TASK REQUIREMENTS | Return each entry exactly, with none missing.

Dataset entries
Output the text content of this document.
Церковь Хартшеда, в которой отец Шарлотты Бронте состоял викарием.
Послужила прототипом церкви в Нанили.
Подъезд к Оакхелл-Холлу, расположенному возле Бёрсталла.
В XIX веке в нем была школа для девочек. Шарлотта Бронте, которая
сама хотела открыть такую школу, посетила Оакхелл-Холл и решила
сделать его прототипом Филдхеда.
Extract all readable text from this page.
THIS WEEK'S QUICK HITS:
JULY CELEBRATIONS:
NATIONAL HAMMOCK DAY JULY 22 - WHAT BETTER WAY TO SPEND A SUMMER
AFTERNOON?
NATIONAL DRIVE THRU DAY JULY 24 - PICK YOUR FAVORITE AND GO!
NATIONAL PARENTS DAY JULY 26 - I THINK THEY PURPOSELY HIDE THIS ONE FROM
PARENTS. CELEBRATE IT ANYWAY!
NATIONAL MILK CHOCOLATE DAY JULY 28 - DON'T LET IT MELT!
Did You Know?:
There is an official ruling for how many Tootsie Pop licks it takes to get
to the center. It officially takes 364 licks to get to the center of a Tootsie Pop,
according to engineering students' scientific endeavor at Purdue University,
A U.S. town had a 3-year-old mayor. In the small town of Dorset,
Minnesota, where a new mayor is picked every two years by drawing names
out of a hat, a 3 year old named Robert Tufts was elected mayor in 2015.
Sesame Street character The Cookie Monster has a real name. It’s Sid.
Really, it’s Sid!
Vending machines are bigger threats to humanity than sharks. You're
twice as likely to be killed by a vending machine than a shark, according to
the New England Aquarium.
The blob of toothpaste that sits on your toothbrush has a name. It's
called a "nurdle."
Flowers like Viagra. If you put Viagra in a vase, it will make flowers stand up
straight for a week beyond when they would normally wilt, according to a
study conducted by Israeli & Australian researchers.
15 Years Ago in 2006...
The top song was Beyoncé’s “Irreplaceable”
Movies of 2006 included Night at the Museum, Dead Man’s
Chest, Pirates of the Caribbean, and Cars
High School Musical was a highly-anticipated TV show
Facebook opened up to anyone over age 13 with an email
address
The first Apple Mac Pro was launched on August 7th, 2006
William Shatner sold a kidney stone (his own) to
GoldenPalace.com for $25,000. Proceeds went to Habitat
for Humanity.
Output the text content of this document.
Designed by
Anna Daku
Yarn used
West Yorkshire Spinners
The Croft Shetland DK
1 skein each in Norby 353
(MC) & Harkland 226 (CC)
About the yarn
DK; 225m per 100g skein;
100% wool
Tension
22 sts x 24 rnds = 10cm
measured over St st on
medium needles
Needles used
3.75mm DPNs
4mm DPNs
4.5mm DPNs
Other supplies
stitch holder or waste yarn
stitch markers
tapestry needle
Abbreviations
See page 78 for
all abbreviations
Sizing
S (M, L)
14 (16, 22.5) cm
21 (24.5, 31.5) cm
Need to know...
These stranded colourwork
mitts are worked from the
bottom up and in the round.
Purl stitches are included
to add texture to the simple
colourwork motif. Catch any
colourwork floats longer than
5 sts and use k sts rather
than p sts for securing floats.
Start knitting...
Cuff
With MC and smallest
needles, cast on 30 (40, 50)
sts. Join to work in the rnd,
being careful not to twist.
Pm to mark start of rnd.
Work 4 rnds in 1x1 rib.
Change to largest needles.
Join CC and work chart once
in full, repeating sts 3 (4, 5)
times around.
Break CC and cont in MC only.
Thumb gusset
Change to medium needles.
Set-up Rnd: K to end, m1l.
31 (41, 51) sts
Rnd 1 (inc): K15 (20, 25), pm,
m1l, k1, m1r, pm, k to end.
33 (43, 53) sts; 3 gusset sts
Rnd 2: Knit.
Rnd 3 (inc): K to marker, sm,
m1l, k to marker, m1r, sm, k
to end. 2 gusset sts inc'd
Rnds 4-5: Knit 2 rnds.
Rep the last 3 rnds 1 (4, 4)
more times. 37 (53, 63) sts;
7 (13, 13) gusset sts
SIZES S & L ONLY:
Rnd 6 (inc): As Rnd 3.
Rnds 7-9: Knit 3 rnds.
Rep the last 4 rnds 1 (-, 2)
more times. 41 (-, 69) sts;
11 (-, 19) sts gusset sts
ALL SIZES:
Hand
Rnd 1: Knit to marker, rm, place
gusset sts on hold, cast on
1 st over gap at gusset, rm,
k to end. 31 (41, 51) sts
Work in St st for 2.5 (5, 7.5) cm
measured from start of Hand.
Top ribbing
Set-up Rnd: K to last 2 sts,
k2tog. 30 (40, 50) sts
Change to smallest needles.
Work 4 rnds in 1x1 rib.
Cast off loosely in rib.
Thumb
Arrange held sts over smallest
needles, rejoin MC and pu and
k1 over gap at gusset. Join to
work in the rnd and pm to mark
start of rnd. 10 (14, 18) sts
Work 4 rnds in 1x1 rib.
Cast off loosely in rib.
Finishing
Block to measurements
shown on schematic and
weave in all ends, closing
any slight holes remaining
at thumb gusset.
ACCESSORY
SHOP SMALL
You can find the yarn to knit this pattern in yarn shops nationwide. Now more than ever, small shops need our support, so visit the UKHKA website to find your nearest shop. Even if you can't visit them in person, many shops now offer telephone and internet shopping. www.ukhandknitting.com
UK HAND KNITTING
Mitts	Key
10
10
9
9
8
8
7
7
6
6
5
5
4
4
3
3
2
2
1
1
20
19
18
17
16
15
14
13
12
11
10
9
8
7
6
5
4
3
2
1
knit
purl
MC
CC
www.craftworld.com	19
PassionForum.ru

RESULT BELOW |
Output the text content of this document.
Церковь Хартшеда, в которой отец Шарлотты Бронте состоял викарием.
Послужила прототипом церкви в Нанили.
Подъезд к Оакхелл-Холлу, расположенному возле Бёрсталла.
В XIX веке в нем была школа для девочек. Шарлотта Бронте, которая
сама хотела открыть такую школу, посетила Оакхелл-Холл и решила
сделать его прототипом Филдхеда.
Extract all readable text from this page.
THIS WEEK'S QUICK HITS:
JULY CELEBRATIONS:
NATIONAL HAMMOCK DAY JULY 22 - WHAT BETTER WAY TO SPEND A SUMMER
AFTERNOON?
NATIONAL DRIVE THRU DAY JULY 24 - PICK YOUR FAVORITE AND GO!
NATIONAL PARENTS DAY JULY 26 - I THINK THEY PURPOSELY HIDE THIS ONE FROM
PARENTS. CELEBRATE IT ANYWAY!
NATIONAL MILK CHOCOLATE DAY JULY 28 - DON'T LET IT MELT!
Did You Know?:
There is an official ruling for how many Tootsie Pop licks it takes to get
to the center. It officially takes 364 licks to get to the center of a Tootsie Pop,
according to engineering students' scientific endeavor at Purdue University,
A U.S. town had a 3-year-old mayor. In the small town of Dorset,
Minnesota, where a new mayor is picked every two years by drawing names
out of a hat, a 3 year old named Robert Tufts was elected mayor in 2015.
Sesame Street character The Cookie Monster has a real name. It’s Sid.
Really, it’s Sid!
Vending machines are bigger threats to humanity than sharks. You're
twice as likely to be killed by a vending machine than a shark, according to
the New England Aquarium.
The blob of toothpaste that sits on your toothbrush has a name. It's
called a "nurdle."
Flowers like Viagra. If you put Viagra in a vase, it will make flowers stand up
straight for a week beyond when they would normally wilt, according to a
study conducted by Israeli & Australian researchers.
15 Years Ago in 2006...
The top song was Beyoncé’s “Irreplaceable”
Movies of 2006 included Night at the Museum, Dead Man’s
Chest, Pirates of the Caribbean, and Cars
High School Musical was a highly-anticipated TV show
Facebook opened up to anyone over age 13 with an email
address
The first Apple Mac Pro was launched on August 7th, 2006
William Shatner sold a kidney stone (his own) to
GoldenPalace.com for $25,000. Proceeds went to Habitat
for Humanity.
Output the text content of this document.
Designed by
Anna Daku
Yarn used
West Yorkshire Spinners
The Croft Shetland DK
1 skein each in Norby 353
(MC) & Harkland 226 (CC)
About the yarn
DK; 225m per 100g skein;
100% wool
Tension
22 sts x 24 rnds = 10cm
measured over St st on
medium needles
Needles used
3.75mm DPNs
4mm DPNs
4.5mm DPNs
Other supplies
stitch holder or waste yarn
stitch markers
tapestry needle
Abbreviations
See page 78 for
all abbreviations
Sizing
S (M, L)
14 (16, 22.5) cm
21 (24.5, 31.5) cm
Need to know...
These stranded colourwork
mitts are worked from the
bottom up and in the round.
Purl stitches are included
to add texture to the simple
colourwork motif. Catch any
colourwork floats longer than
5 sts and use k sts rather
than p sts for securing floats.
Start knitting...
Cuff
With MC and smallest
needles, cast on 30 (40, 50)
sts. Join to work in the rnd,
being careful not to twist.
Pm to mark start of rnd.
Work 4 rnds in 1x1 rib.
Change to largest needles.
Join CC and work chart once
in full, repeating sts 3 (4, 5)
times around.
Break CC and cont in MC only.
Thumb gusset
Change to medium needles.
Set-up Rnd: K to end, m1l.
31 (41, 51) sts
Rnd 1 (inc): K15 (20, 25), pm,
m1l, k1, m1r, pm, k to end.
33 (43, 53) sts; 3 gusset sts
Rnd 2: Knit.
Rnd 3 (inc): K to marker, sm,
m1l, k to marker, m1r, sm, k
to end. 2 gusset sts inc'd
Rnds 4-5: Knit 2 rnds.
Rep the last 3 rnds 1 (4, 4)
more times. 37 (53, 63) sts;
7 (13, 13) gusset sts
SIZES S & L ONLY:
Rnd 6 (inc): As Rnd 3.
Rnds 7-9: Knit 3 rnds.
Rep the last 4 rnds 1 (-, 2)
more times. 41 (-, 69) sts;
11 (-, 19) sts gusset sts
ALL SIZES:
Hand
Rnd 1: Knit to marker, rm, place
gusset sts on hold, cast on
1 st over gap at gusset, rm,
k to end. 31 (41, 51) sts
Work in St st for 2.5 (5, 7.5) cm
measured from start of Hand.
Top ribbing
Set-up Rnd: K to last 2 sts,
k2tog. 30 (40, 50) sts
Change to smallest needles.
Work 4 rnds in 1x1 rib.
Cast off loosely in rib.
Thumb
Arrange held sts over smallest
needles, rejoin MC and pu and
k1 over gap at gusset. Join to
work in the rnd and pm to mark
start of rnd. 10 (14, 18) sts
Work 4 rnds in 1x1 rib.
Cast off loosely in rib.
Finishing
Block to measurements
shown on schematic and
weave in all ends, closing
any slight holes remaining
at thumb gusset.
ACCESSORY
SHOP SMALL
You can find the yarn to knit this pattern in yarn shops nationwide. Now more than ever, small shops need our support, so visit the UKHKA website to find your nearest shop. Even if you can't visit them in person, many shops now offer telephone and internet shopping. www.ukhandknitting.com
UK HAND KNITTING
Mitts	Key
10
10
9
9
8
8
7
7
6
6
5
5
4
4
3
3
2
2
1
1
20
19
18
17
16
15
14
13
12
11
10
9
8
7
6
5
4
3
2
1
knit
purl
MC
CC
www.craftworld.com	19
PassionForum.ru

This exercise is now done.